→ **Material shown**
## BEGIN

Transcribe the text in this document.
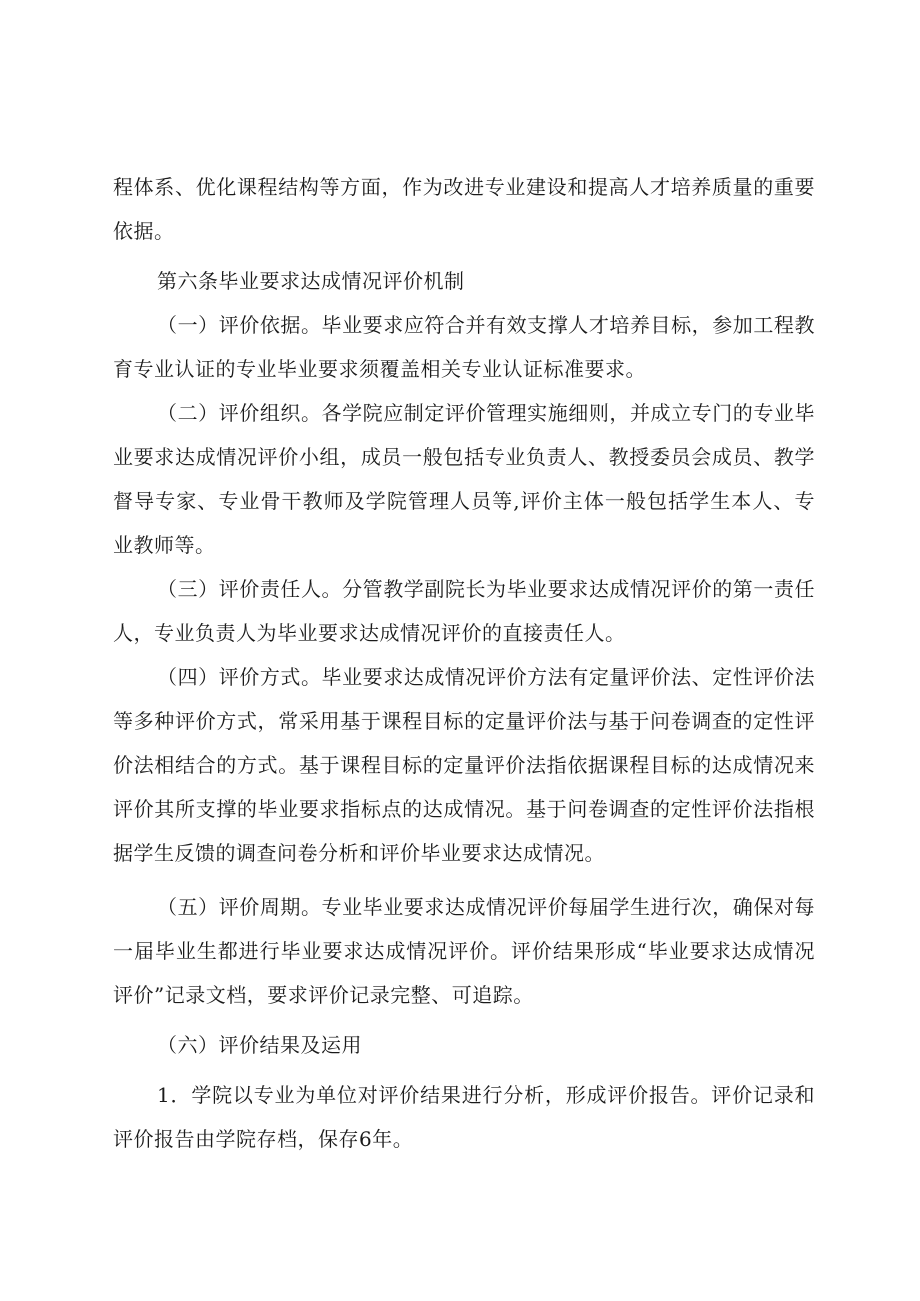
程体系、优化课程结构等方面，作为改进专业建设和提高人才培养质量的重要依据。

第六条毕业要求达成情况评价机制

（一）评价依据。毕业要求应符合并有效支撑人才培养目标，参加工程教育专业认证的专业毕业要求须覆盖相关专业认证标准要求。

（二）评价组织。各学院应制定评价管理实施细则，并成立专门的专业毕业要求达成情况评价小组，成员一般包括专业负责人、教授委员会成员、教学督导专家、专业骨干教师及学院管理人员等,评价主体一般包括学生本人、专业教师等。

（三）评价责任人。分管教学副院长为毕业要求达成情况评价的第一责任人，专业负责人为毕业要求达成情况评价的直接责任人。

（四）评价方式。毕业要求达成情况评价方法有定量评价法、定性评价法等多种评价方式，常采用基于课程目标的定量评价法与基于问卷调查的定性评价法相结合的方式。基于课程目标的定量评价法指依据课程目标的达成情况来评价其所支撑的毕业要求指标点的达成情况。基于问卷调查的定性评价法指根据学生反馈的调查问卷分析和评价毕业要求达成情况。

（五）评价周期。专业毕业要求达成情况评价每届学生进行次，确保对每一届毕业生都进行毕业要求达成情况评价。评价结果形成“毕业要求达成情况评价”记录文档，要求评价记录完整、可追踪。

（六）评价结果及运用

1．学院以专业为单位对评价结果进行分析，形成评价报告。评价记录和评价报告由学院存档，保存6年。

## END

→ **The exercise**
Write out each entry exactly as given, omitting any picture.

→ **Exercise solution**
Transcribe the text in this document.
程体系、优化课程结构等方面，作为改进专业建设和提高人才培养质量的重要依据。

第六条毕业要求达成情况评价机制

（一）评价依据。毕业要求应符合并有效支撑人才培养目标，参加工程教育专业认证的专业毕业要求须覆盖相关专业认证标准要求。

（二）评价组织。各学院应制定评价管理实施细则，并成立专门的专业毕业要求达成情况评价小组，成员一般包括专业负责人、教授委员会成员、教学督导专家、专业骨干教师及学院管理人员等,评价主体一般包括学生本人、专业教师等。

（三）评价责任人。分管教学副院长为毕业要求达成情况评价的第一责任人，专业负责人为毕业要求达成情况评价的直接责任人。

（四）评价方式。毕业要求达成情况评价方法有定量评价法、定性评价法等多种评价方式，常采用基于课程目标的定量评价法与基于问卷调查的定性评价法相结合的方式。基于课程目标的定量评价法指依据课程目标的达成情况来评价其所支撑的毕业要求指标点的达成情况。基于问卷调查的定性评价法指根据学生反馈的调查问卷分析和评价毕业要求达成情况。

（五）评价周期。专业毕业要求达成情况评价每届学生进行次，确保对每一届毕业生都进行毕业要求达成情况评价。评价结果形成“毕业要求达成情况评价”记录文档，要求评价记录完整、可追踪。

（六）评价结果及运用

1．学院以专业为单位对评价结果进行分析，形成评价报告。评价记录和评价报告由学院存档，保存6年。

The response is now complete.